_What needs to be done_.
Copy each line exactly. Drop every picture.

_Records for processing_.
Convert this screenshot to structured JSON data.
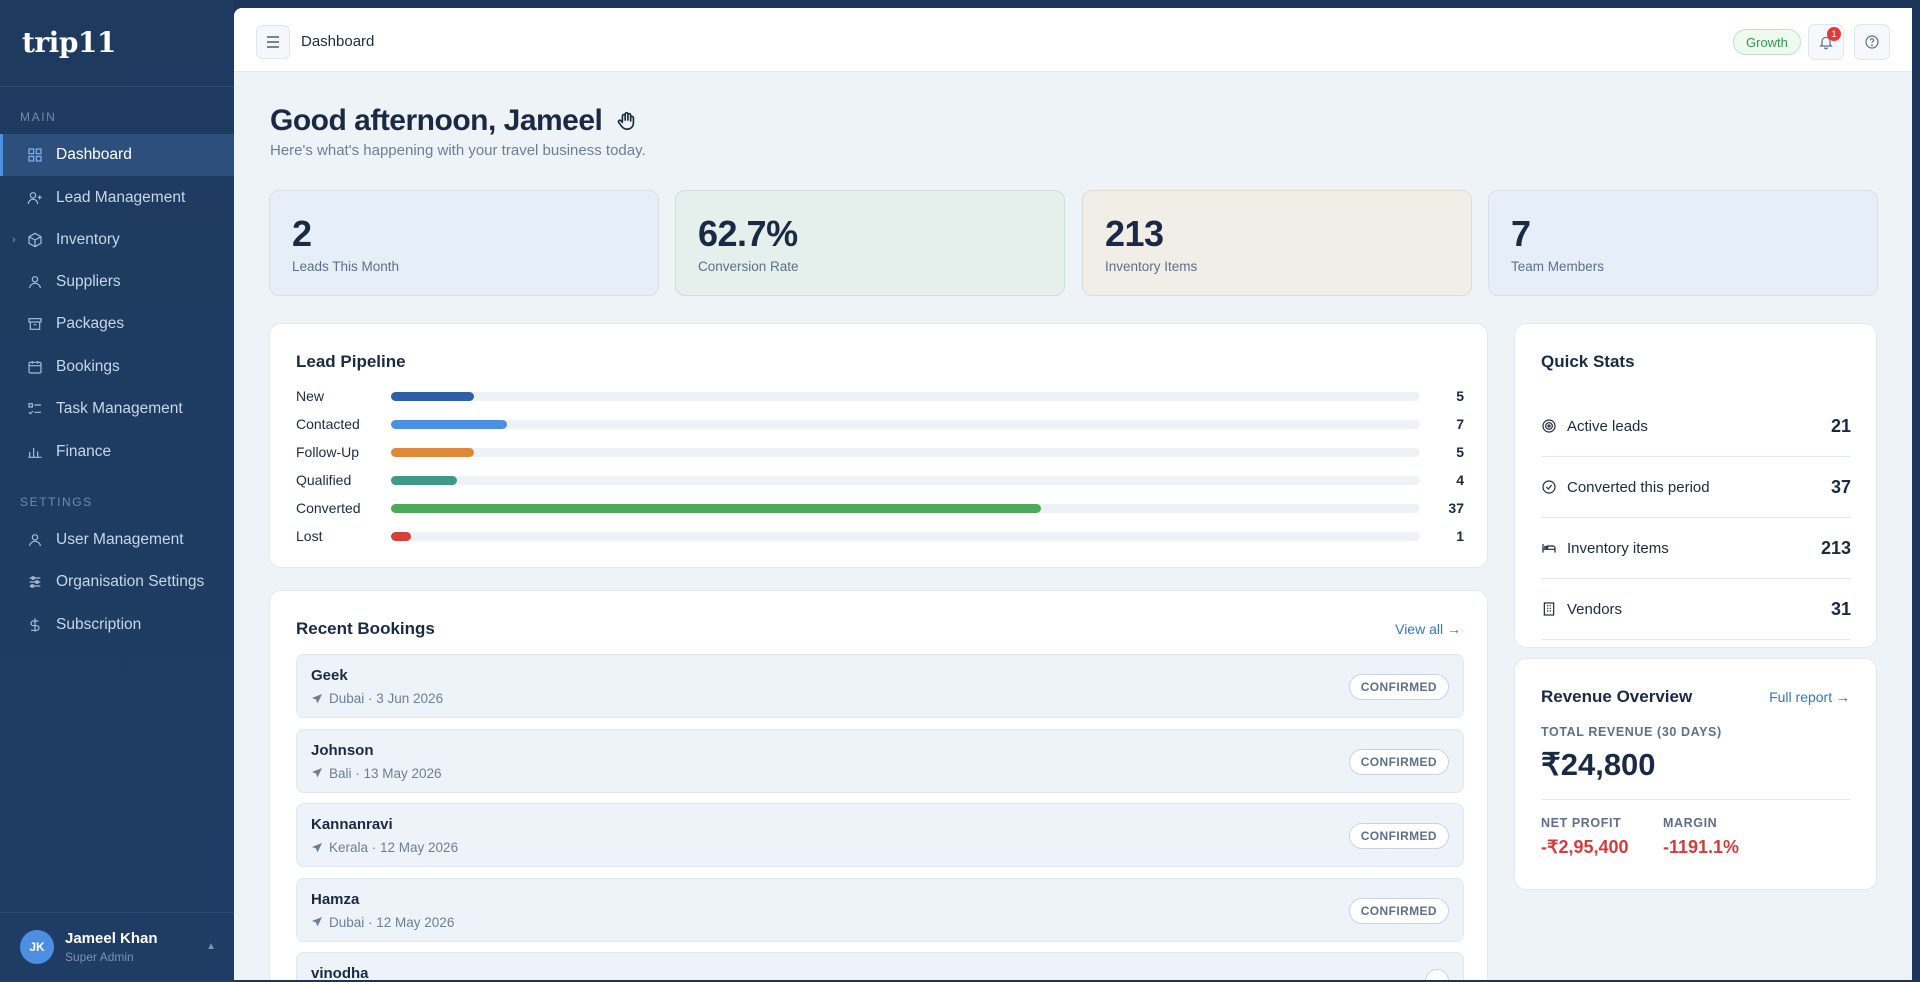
{
  "sidebar": {
    "logo": "trip11",
    "sections": {
      "main": "MAIN",
      "settings": "SETTINGS"
    },
    "items": [
      {
        "label": "Dashboard",
        "icon": "grid-icon"
      },
      {
        "label": "Lead Management",
        "icon": "user-plus-icon"
      },
      {
        "label": "Inventory",
        "icon": "box-icon"
      },
      {
        "label": "Suppliers",
        "icon": "user-icon"
      },
      {
        "label": "Packages",
        "icon": "archive-icon"
      },
      {
        "label": "Bookings",
        "icon": "calendar-icon"
      },
      {
        "label": "Task Management",
        "icon": "tasks-icon"
      },
      {
        "label": "Finance",
        "icon": "bar-chart-icon"
      }
    ],
    "settings_items": [
      {
        "label": "User Management",
        "icon": "user-icon"
      },
      {
        "label": "Organisation Settings",
        "icon": "sliders-icon"
      },
      {
        "label": "Subscription",
        "icon": "dollar-icon"
      }
    ],
    "user": {
      "initials": "JK",
      "name": "Jameel Khan",
      "role": "Super Admin"
    }
  },
  "topbar": {
    "title": "Dashboard",
    "plan": "Growth",
    "notifications": "1"
  },
  "greeting": {
    "title": "Good afternoon, Jameel",
    "subtitle": "Here's what's happening with your travel business today."
  },
  "kpis": [
    {
      "value": "2",
      "label": "Leads This Month"
    },
    {
      "value": "62.7%",
      "label": "Conversion Rate"
    },
    {
      "value": "213",
      "label": "Inventory Items"
    },
    {
      "value": "7",
      "label": "Team Members"
    }
  ],
  "pipeline": {
    "title": "Lead Pipeline",
    "stages": [
      {
        "label": "New",
        "value": 5,
        "color": "#2e5fa8"
      },
      {
        "label": "Contacted",
        "value": 7,
        "color": "#4a90e2"
      },
      {
        "label": "Follow-Up",
        "value": 5,
        "color": "#e0883a"
      },
      {
        "label": "Qualified",
        "value": 4,
        "color": "#3e9a86"
      },
      {
        "label": "Converted",
        "value": 37,
        "color": "#4caa5a"
      },
      {
        "label": "Lost",
        "value": 1,
        "color": "#d8403a"
      }
    ]
  },
  "bookings": {
    "title": "Recent Bookings",
    "view_all": "View all →",
    "items": [
      {
        "name": "Geek",
        "meta": "Dubai · 3 Jun 2026",
        "status": "CONFIRMED"
      },
      {
        "name": "Johnson",
        "meta": "Bali · 13 May 2026",
        "status": "CONFIRMED"
      },
      {
        "name": "Kannanravi",
        "meta": "Kerala · 12 May 2026",
        "status": "CONFIRMED"
      },
      {
        "name": "Hamza",
        "meta": "Dubai · 12 May 2026",
        "status": "CONFIRMED"
      },
      {
        "name": "vinodha",
        "meta": "",
        "status": ""
      }
    ]
  },
  "quick_stats": {
    "title": "Quick Stats",
    "items": [
      {
        "label": "Active leads",
        "value": "21",
        "icon": "target-icon"
      },
      {
        "label": "Converted this period",
        "value": "37",
        "icon": "check-circle-icon"
      },
      {
        "label": "Inventory items",
        "value": "213",
        "icon": "bed-icon"
      },
      {
        "label": "Vendors",
        "value": "31",
        "icon": "building-icon"
      }
    ]
  },
  "revenue": {
    "title": "Revenue Overview",
    "full_report": "Full report →",
    "total_label": "TOTAL REVENUE (30 DAYS)",
    "total": "₹24,800",
    "net_profit_label": "NET PROFIT",
    "net_profit": "-₹2,95,400",
    "margin_label": "MARGIN",
    "margin": "-1191.1%"
  }
}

_Correct result_.
Convert this screenshot to structured JSON data.
{
  "sidebar": {
    "logo": "trip11",
    "sections": {
      "main": "MAIN",
      "settings": "SETTINGS"
    },
    "items": [
      {
        "label": "Dashboard",
        "icon": "grid-icon"
      },
      {
        "label": "Lead Management",
        "icon": "user-plus-icon"
      },
      {
        "label": "Inventory",
        "icon": "box-icon"
      },
      {
        "label": "Suppliers",
        "icon": "user-icon"
      },
      {
        "label": "Packages",
        "icon": "archive-icon"
      },
      {
        "label": "Bookings",
        "icon": "calendar-icon"
      },
      {
        "label": "Task Management",
        "icon": "tasks-icon"
      },
      {
        "label": "Finance",
        "icon": "bar-chart-icon"
      }
    ],
    "settings_items": [
      {
        "label": "User Management",
        "icon": "user-icon"
      },
      {
        "label": "Organisation Settings",
        "icon": "sliders-icon"
      },
      {
        "label": "Subscription",
        "icon": "dollar-icon"
      }
    ],
    "user": {
      "initials": "JK",
      "name": "Jameel Khan",
      "role": "Super Admin"
    }
  },
  "topbar": {
    "title": "Dashboard",
    "plan": "Growth",
    "notifications": "1"
  },
  "greeting": {
    "title": "Good afternoon, Jameel",
    "subtitle": "Here's what's happening with your travel business today."
  },
  "kpis": [
    {
      "value": "2",
      "label": "Leads This Month"
    },
    {
      "value": "62.7%",
      "label": "Conversion Rate"
    },
    {
      "value": "213",
      "label": "Inventory Items"
    },
    {
      "value": "7",
      "label": "Team Members"
    }
  ],
  "pipeline": {
    "title": "Lead Pipeline",
    "stages": [
      {
        "label": "New",
        "value": 5,
        "color": "#2e5fa8"
      },
      {
        "label": "Contacted",
        "value": 7,
        "color": "#4a90e2"
      },
      {
        "label": "Follow-Up",
        "value": 5,
        "color": "#e0883a"
      },
      {
        "label": "Qualified",
        "value": 4,
        "color": "#3e9a86"
      },
      {
        "label": "Converted",
        "value": 37,
        "color": "#4caa5a"
      },
      {
        "label": "Lost",
        "value": 1,
        "color": "#d8403a"
      }
    ]
  },
  "bookings": {
    "title": "Recent Bookings",
    "view_all": "View all →",
    "items": [
      {
        "name": "Geek",
        "meta": "Dubai · 3 Jun 2026",
        "status": "CONFIRMED"
      },
      {
        "name": "Johnson",
        "meta": "Bali · 13 May 2026",
        "status": "CONFIRMED"
      },
      {
        "name": "Kannanravi",
        "meta": "Kerala · 12 May 2026",
        "status": "CONFIRMED"
      },
      {
        "name": "Hamza",
        "meta": "Dubai · 12 May 2026",
        "status": "CONFIRMED"
      },
      {
        "name": "vinodha",
        "meta": "",
        "status": ""
      }
    ]
  },
  "quick_stats": {
    "title": "Quick Stats",
    "items": [
      {
        "label": "Active leads",
        "value": "21",
        "icon": "target-icon"
      },
      {
        "label": "Converted this period",
        "value": "37",
        "icon": "check-circle-icon"
      },
      {
        "label": "Inventory items",
        "value": "213",
        "icon": "bed-icon"
      },
      {
        "label": "Vendors",
        "value": "31",
        "icon": "building-icon"
      }
    ]
  },
  "revenue": {
    "title": "Revenue Overview",
    "full_report": "Full report →",
    "total_label": "TOTAL REVENUE (30 DAYS)",
    "total": "₹24,800",
    "net_profit_label": "NET PROFIT",
    "net_profit": "-₹2,95,400",
    "margin_label": "MARGIN",
    "margin": "-1191.1%"
  }
}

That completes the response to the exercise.